● **Task brief**: Restate all of the data exactly.

++++ Dataset extract

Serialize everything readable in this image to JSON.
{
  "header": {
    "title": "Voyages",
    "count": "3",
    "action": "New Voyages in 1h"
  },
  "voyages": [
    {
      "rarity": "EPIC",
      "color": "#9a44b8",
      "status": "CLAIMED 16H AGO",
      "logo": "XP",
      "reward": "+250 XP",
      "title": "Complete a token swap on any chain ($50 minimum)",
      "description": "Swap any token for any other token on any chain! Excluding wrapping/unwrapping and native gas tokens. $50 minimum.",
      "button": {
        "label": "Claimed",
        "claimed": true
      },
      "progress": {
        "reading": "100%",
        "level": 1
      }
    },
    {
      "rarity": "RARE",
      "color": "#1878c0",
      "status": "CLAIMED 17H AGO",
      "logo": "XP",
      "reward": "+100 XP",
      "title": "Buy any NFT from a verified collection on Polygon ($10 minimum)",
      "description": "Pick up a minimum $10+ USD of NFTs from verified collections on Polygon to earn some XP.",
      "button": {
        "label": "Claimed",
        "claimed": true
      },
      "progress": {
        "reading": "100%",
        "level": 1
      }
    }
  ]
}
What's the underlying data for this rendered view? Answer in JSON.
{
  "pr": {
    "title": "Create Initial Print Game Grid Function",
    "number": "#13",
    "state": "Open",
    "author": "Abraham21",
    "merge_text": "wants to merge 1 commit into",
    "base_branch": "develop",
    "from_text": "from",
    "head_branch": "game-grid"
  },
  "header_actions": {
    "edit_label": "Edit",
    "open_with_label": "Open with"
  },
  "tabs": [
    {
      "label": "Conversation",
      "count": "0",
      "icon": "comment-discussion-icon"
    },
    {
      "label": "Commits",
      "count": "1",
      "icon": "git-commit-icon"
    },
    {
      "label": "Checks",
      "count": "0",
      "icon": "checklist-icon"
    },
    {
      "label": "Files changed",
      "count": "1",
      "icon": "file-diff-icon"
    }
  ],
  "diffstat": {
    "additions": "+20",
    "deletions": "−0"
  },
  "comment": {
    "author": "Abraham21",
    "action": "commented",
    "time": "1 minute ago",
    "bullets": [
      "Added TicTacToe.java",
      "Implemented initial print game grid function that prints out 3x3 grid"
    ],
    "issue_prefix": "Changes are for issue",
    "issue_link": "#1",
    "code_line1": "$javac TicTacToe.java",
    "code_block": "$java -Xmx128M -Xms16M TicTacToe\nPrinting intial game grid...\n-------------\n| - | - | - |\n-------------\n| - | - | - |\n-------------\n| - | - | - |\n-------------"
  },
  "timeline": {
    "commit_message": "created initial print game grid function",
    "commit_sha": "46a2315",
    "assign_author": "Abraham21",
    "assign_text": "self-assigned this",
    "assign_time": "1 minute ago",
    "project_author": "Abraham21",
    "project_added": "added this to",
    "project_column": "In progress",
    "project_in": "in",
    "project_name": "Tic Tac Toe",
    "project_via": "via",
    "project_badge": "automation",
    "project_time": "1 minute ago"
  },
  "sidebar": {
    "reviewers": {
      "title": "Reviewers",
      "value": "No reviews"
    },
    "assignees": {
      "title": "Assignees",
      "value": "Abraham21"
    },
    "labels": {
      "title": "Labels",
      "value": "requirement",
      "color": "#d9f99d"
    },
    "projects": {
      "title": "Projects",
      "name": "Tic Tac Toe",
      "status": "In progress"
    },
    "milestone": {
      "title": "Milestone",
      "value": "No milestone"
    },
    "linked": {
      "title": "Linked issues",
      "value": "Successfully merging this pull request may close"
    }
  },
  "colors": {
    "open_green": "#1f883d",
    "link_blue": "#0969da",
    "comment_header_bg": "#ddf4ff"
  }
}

++++++++

● **Answer to this problem**:
Serialize everything readable in this image to JSON.
{
  "header": {
    "title": "Voyages",
    "count": "3",
    "action": "New Voyages in 1h"
  },
  "voyages": [
    {
      "rarity": "EPIC",
      "color": "#9a44b8",
      "status": "CLAIMED 16H AGO",
      "logo": "XP",
      "reward": "+250 XP",
      "title": "Complete a token swap on any chain ($50 minimum)",
      "description": "Swap any token for any other token on any chain! Excluding wrapping/unwrapping and native gas tokens. $50 minimum.",
      "button": {
        "label": "Claimed",
        "claimed": true
      },
      "progress": {
        "reading": "100%",
        "level": 1
      }
    },
    {
      "rarity": "RARE",
      "color": "#1878c0",
      "status": "CLAIMED 17H AGO",
      "logo": "XP",
      "reward": "+100 XP",
      "title": "Buy any NFT from a verified collection on Polygon ($10 minimum)",
      "description": "Pick up a minimum $10+ USD of NFTs from verified collections on Polygon to earn some XP.",
      "button": {
        "label": "Claimed",
        "claimed": true
      },
      "progress": {
        "reading": "100%",
        "level": 1
      }
    }
  ]
}
What's the underlying data for this rendered view? Answer in JSON.
{
  "pr": {
    "title": "Create Initial Print Game Grid Function",
    "number": "#13",
    "state": "Open",
    "author": "Abraham21",
    "merge_text": "wants to merge 1 commit into",
    "base_branch": "develop",
    "from_text": "from",
    "head_branch": "game-grid"
  },
  "header_actions": {
    "edit_label": "Edit",
    "open_with_label": "Open with"
  },
  "tabs": [
    {
      "label": "Conversation",
      "count": "0",
      "icon": "comment-discussion-icon"
    },
    {
      "label": "Commits",
      "count": "1",
      "icon": "git-commit-icon"
    },
    {
      "label": "Checks",
      "count": "0",
      "icon": "checklist-icon"
    },
    {
      "label": "Files changed",
      "count": "1",
      "icon": "file-diff-icon"
    }
  ],
  "diffstat": {
    "additions": "+20",
    "deletions": "−0"
  },
  "comment": {
    "author": "Abraham21",
    "action": "commented",
    "time": "1 minute ago",
    "bullets": [
      "Added TicTacToe.java",
      "Implemented initial print game grid function that prints out 3x3 grid"
    ],
    "issue_prefix": "Changes are for issue",
    "issue_link": "#1",
    "code_line1": "$javac TicTacToe.java",
    "code_block": "$java -Xmx128M -Xms16M TicTacToe\nPrinting intial game grid...\n-------------\n| - | - | - |\n-------------\n| - | - | - |\n-------------\n| - | - | - |\n-------------"
  },
  "timeline": {
    "commit_message": "created initial print game grid function",
    "commit_sha": "46a2315",
    "assign_author": "Abraham21",
    "assign_text": "self-assigned this",
    "assign_time": "1 minute ago",
    "project_author": "Abraham21",
    "project_added": "added this to",
    "project_column": "In progress",
    "project_in": "in",
    "project_name": "Tic Tac Toe",
    "project_via": "via",
    "project_badge": "automation",
    "project_time": "1 minute ago"
  },
  "sidebar": {
    "reviewers": {
      "title": "Reviewers",
      "value": "No reviews"
    },
    "assignees": {
      "title": "Assignees",
      "value": "Abraham21"
    },
    "labels": {
      "title": "Labels",
      "value": "requirement",
      "color": "#d9f99d"
    },
    "projects": {
      "title": "Projects",
      "name": "Tic Tac Toe",
      "status": "In progress"
    },
    "milestone": {
      "title": "Milestone",
      "value": "No milestone"
    },
    "linked": {
      "title": "Linked issues",
      "value": "Successfully merging this pull request may close"
    }
  },
  "colors": {
    "open_green": "#1f883d",
    "link_blue": "#0969da",
    "comment_header_bg": "#ddf4ff"
  }
}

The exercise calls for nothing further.